─── Record list

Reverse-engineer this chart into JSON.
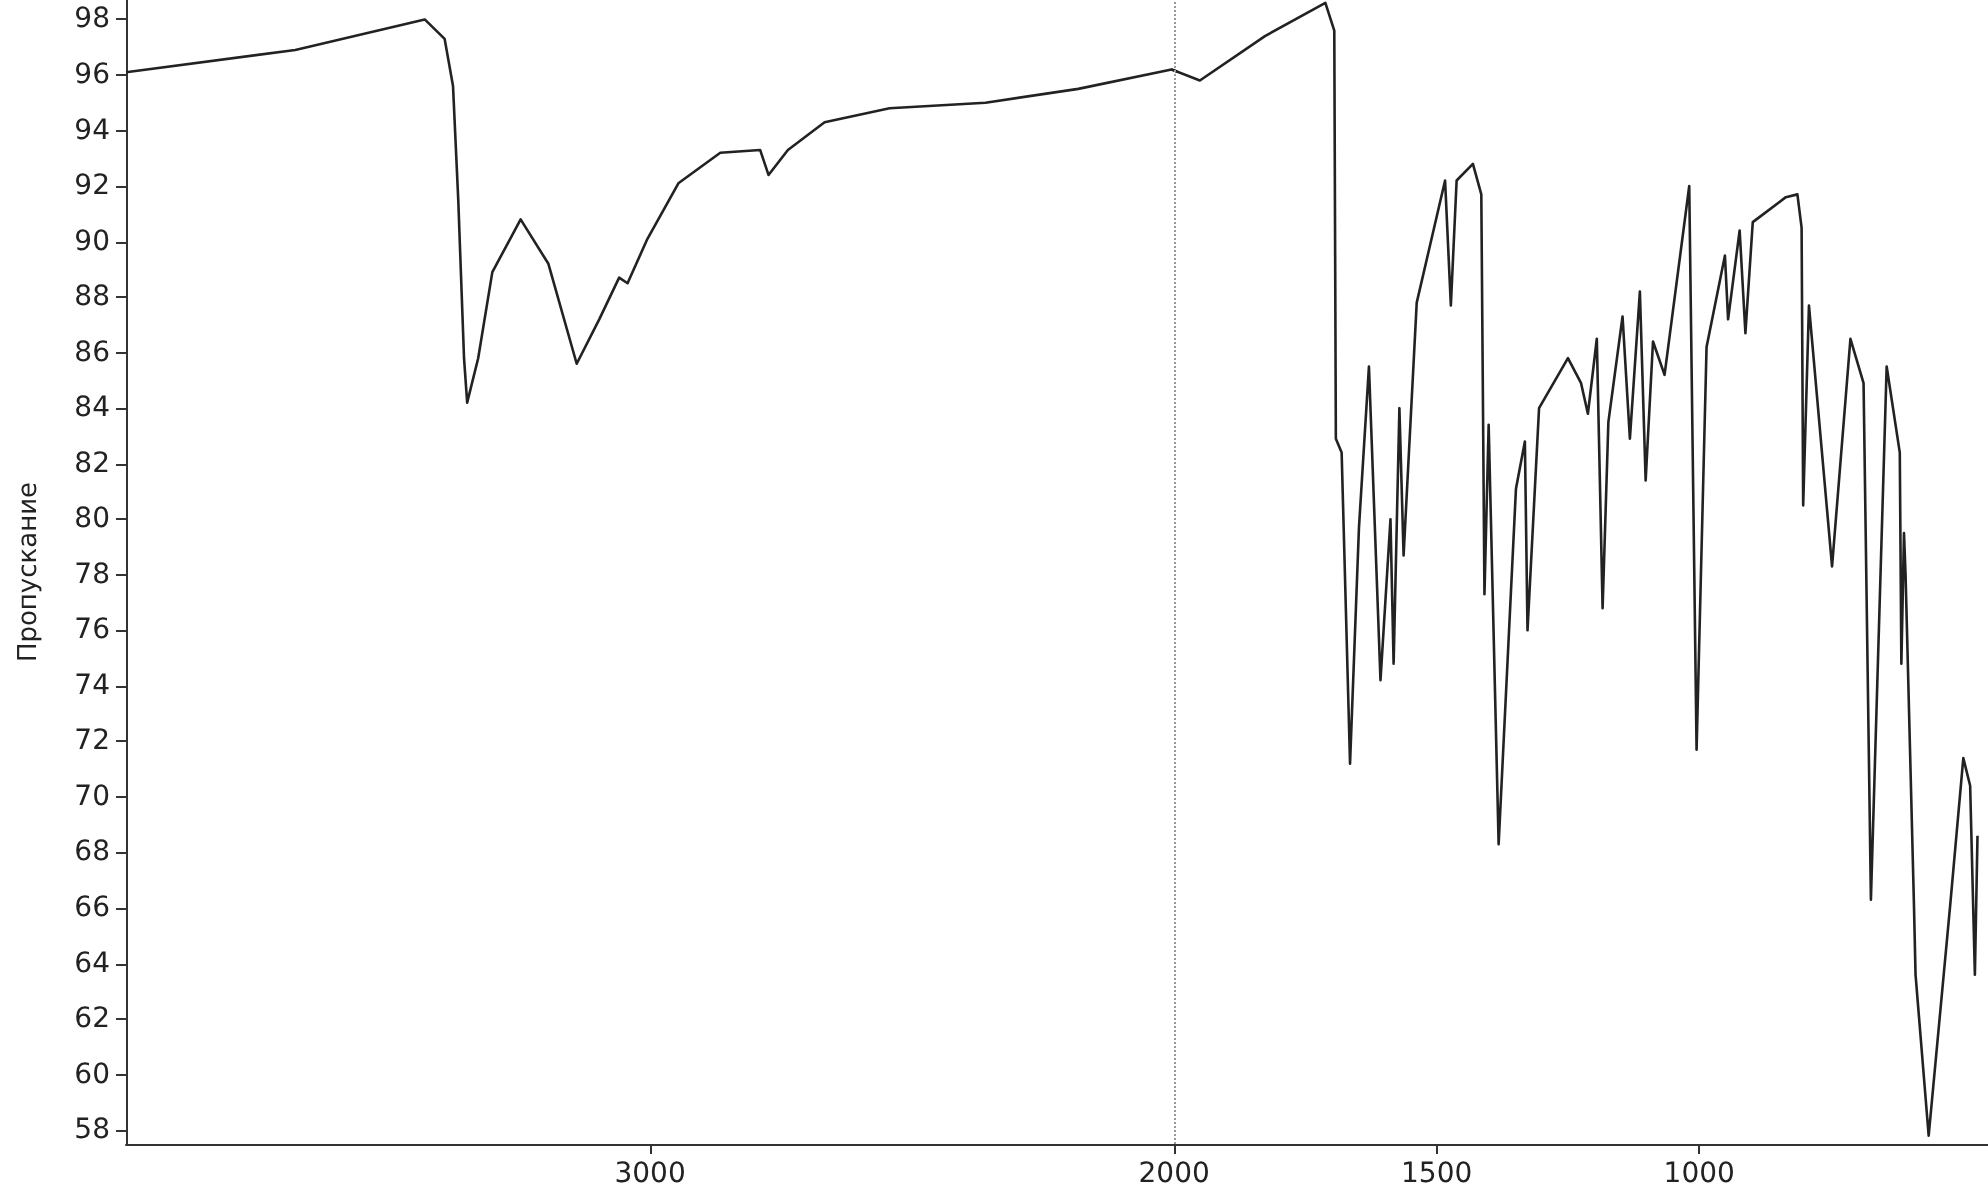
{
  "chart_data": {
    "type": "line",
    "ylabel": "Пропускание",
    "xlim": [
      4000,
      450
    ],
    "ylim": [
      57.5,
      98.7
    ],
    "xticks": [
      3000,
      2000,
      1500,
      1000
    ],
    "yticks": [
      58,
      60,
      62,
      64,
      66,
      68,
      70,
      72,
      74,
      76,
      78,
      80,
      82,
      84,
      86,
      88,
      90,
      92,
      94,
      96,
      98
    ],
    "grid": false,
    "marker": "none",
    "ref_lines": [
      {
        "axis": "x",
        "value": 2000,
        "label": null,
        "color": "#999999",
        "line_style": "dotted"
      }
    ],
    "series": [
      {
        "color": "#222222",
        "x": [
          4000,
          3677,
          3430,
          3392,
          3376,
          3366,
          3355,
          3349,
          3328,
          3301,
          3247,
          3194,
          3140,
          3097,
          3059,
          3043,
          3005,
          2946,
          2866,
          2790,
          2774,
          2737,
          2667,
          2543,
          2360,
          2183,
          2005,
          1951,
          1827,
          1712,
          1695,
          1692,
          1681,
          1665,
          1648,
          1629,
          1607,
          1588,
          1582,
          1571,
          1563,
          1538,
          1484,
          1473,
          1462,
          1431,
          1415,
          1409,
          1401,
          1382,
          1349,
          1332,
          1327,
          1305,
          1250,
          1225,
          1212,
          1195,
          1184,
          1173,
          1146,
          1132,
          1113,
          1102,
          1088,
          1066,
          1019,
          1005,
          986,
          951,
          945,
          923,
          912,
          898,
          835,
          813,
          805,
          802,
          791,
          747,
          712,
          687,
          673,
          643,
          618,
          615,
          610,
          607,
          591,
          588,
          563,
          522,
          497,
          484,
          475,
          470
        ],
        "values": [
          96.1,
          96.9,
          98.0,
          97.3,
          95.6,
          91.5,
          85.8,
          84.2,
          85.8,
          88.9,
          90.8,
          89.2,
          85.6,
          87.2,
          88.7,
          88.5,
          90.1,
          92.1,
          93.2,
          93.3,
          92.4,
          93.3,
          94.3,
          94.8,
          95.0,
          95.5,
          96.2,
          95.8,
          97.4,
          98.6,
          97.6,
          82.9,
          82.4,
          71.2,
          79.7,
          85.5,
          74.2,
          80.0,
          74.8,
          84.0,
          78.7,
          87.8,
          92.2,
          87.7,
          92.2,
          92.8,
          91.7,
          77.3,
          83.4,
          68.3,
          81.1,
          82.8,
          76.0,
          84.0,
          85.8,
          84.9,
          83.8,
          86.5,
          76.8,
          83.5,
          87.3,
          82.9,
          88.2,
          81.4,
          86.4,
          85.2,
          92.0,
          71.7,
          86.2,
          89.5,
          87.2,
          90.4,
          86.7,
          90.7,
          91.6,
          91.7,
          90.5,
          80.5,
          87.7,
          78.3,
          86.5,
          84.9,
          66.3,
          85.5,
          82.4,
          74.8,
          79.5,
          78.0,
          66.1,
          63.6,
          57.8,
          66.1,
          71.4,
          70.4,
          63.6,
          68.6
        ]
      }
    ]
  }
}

──────

Leave out the pictures and restate everything else word for word.

• Full answer:
Reverse-engineer this chart into JSON.
{
  "chart_data": {
    "type": "line",
    "ylabel": "Пропускание",
    "xlim": [
      4000,
      450
    ],
    "ylim": [
      57.5,
      98.7
    ],
    "xticks": [
      3000,
      2000,
      1500,
      1000
    ],
    "yticks": [
      58,
      60,
      62,
      64,
      66,
      68,
      70,
      72,
      74,
      76,
      78,
      80,
      82,
      84,
      86,
      88,
      90,
      92,
      94,
      96,
      98
    ],
    "grid": false,
    "marker": "none",
    "ref_lines": [
      {
        "axis": "x",
        "value": 2000,
        "label": null,
        "color": "#999999",
        "line_style": "dotted"
      }
    ],
    "series": [
      {
        "color": "#222222",
        "x": [
          4000,
          3677,
          3430,
          3392,
          3376,
          3366,
          3355,
          3349,
          3328,
          3301,
          3247,
          3194,
          3140,
          3097,
          3059,
          3043,
          3005,
          2946,
          2866,
          2790,
          2774,
          2737,
          2667,
          2543,
          2360,
          2183,
          2005,
          1951,
          1827,
          1712,
          1695,
          1692,
          1681,
          1665,
          1648,
          1629,
          1607,
          1588,
          1582,
          1571,
          1563,
          1538,
          1484,
          1473,
          1462,
          1431,
          1415,
          1409,
          1401,
          1382,
          1349,
          1332,
          1327,
          1305,
          1250,
          1225,
          1212,
          1195,
          1184,
          1173,
          1146,
          1132,
          1113,
          1102,
          1088,
          1066,
          1019,
          1005,
          986,
          951,
          945,
          923,
          912,
          898,
          835,
          813,
          805,
          802,
          791,
          747,
          712,
          687,
          673,
          643,
          618,
          615,
          610,
          607,
          591,
          588,
          563,
          522,
          497,
          484,
          475,
          470
        ],
        "values": [
          96.1,
          96.9,
          98.0,
          97.3,
          95.6,
          91.5,
          85.8,
          84.2,
          85.8,
          88.9,
          90.8,
          89.2,
          85.6,
          87.2,
          88.7,
          88.5,
          90.1,
          92.1,
          93.2,
          93.3,
          92.4,
          93.3,
          94.3,
          94.8,
          95.0,
          95.5,
          96.2,
          95.8,
          97.4,
          98.6,
          97.6,
          82.9,
          82.4,
          71.2,
          79.7,
          85.5,
          74.2,
          80.0,
          74.8,
          84.0,
          78.7,
          87.8,
          92.2,
          87.7,
          92.2,
          92.8,
          91.7,
          77.3,
          83.4,
          68.3,
          81.1,
          82.8,
          76.0,
          84.0,
          85.8,
          84.9,
          83.8,
          86.5,
          76.8,
          83.5,
          87.3,
          82.9,
          88.2,
          81.4,
          86.4,
          85.2,
          92.0,
          71.7,
          86.2,
          89.5,
          87.2,
          90.4,
          86.7,
          90.7,
          91.6,
          91.7,
          90.5,
          80.5,
          87.7,
          78.3,
          86.5,
          84.9,
          66.3,
          85.5,
          82.4,
          74.8,
          79.5,
          78.0,
          66.1,
          63.6,
          57.8,
          66.1,
          71.4,
          70.4,
          63.6,
          68.6
        ]
      }
    ]
  }
}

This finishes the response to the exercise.